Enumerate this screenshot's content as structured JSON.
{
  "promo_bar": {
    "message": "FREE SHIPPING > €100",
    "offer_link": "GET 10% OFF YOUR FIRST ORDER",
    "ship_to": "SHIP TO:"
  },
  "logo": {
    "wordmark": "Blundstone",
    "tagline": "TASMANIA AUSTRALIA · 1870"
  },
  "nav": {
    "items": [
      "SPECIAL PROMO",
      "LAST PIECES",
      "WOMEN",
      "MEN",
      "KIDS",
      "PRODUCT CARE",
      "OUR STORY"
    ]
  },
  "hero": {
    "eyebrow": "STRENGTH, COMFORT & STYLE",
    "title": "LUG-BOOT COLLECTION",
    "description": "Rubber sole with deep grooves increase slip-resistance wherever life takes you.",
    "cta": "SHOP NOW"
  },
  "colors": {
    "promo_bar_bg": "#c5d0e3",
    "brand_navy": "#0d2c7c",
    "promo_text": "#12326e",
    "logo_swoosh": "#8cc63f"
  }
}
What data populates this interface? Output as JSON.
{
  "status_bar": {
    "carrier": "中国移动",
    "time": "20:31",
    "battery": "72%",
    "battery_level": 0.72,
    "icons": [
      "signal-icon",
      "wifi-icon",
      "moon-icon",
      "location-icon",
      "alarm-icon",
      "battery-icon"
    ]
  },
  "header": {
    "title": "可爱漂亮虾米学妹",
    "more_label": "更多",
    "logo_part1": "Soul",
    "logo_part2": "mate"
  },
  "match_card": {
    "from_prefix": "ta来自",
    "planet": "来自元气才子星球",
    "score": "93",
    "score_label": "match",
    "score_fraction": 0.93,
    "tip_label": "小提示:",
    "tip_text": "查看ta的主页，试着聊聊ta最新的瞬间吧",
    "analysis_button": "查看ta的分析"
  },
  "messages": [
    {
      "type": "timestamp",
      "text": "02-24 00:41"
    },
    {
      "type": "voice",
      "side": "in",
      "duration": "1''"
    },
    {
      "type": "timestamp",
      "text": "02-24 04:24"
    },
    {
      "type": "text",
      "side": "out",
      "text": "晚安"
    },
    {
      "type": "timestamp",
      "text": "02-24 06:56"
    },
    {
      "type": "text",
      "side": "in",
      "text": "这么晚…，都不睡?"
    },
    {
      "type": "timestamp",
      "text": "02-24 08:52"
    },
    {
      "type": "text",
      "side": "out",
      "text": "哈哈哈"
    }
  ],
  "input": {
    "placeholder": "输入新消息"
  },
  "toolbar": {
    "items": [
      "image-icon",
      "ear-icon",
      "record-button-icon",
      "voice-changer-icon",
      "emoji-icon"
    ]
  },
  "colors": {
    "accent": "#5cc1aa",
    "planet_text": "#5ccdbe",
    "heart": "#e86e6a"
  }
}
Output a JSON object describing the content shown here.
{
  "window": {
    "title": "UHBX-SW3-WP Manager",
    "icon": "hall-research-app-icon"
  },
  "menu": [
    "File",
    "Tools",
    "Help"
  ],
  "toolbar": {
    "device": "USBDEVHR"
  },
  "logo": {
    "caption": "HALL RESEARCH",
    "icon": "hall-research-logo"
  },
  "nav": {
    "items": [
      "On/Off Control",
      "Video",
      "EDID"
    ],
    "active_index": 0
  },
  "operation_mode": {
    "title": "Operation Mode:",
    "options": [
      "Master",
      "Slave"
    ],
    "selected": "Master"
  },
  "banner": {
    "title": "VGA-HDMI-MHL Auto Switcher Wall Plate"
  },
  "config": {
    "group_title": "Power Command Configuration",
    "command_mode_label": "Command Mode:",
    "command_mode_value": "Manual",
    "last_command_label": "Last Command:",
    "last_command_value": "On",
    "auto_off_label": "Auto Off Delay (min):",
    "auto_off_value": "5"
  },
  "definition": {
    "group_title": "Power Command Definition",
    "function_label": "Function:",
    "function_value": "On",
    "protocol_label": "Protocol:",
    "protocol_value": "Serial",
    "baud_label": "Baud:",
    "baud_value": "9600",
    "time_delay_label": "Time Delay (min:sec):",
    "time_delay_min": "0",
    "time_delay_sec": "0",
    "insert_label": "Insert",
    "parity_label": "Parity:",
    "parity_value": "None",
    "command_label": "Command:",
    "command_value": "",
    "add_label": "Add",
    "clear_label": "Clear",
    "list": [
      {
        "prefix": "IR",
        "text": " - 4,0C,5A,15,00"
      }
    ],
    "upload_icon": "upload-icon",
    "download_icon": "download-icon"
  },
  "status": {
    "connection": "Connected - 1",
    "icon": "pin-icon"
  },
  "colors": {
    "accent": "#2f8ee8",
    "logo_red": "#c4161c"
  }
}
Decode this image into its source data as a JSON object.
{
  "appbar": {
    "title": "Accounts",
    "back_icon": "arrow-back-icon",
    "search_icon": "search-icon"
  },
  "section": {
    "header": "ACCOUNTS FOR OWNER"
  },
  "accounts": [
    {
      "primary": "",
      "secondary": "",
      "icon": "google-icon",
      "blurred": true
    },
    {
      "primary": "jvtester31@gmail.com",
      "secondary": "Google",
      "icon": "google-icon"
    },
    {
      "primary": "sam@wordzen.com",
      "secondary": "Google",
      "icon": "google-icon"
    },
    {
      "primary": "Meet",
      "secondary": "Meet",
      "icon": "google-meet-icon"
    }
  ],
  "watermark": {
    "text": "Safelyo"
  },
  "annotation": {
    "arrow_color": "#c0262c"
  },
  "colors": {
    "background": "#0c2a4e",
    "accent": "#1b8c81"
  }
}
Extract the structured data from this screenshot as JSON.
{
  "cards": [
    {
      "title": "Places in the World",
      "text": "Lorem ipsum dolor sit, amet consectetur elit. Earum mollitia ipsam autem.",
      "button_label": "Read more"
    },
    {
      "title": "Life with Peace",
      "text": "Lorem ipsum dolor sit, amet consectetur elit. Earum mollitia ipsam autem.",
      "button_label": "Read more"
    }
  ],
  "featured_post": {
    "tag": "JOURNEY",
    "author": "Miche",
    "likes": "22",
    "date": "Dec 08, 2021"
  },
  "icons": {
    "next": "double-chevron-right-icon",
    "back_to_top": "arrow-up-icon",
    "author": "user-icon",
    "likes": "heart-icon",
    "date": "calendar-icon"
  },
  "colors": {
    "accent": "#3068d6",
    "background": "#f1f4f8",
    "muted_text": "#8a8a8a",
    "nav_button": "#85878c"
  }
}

· · · · ·

> [Prompt]:
Each line above that holds the string "structured" should be copied and shown.

> [Correct answer]:
Enumerate this screenshot's content as structured JSON.
Extract the structured data from this screenshot as JSON.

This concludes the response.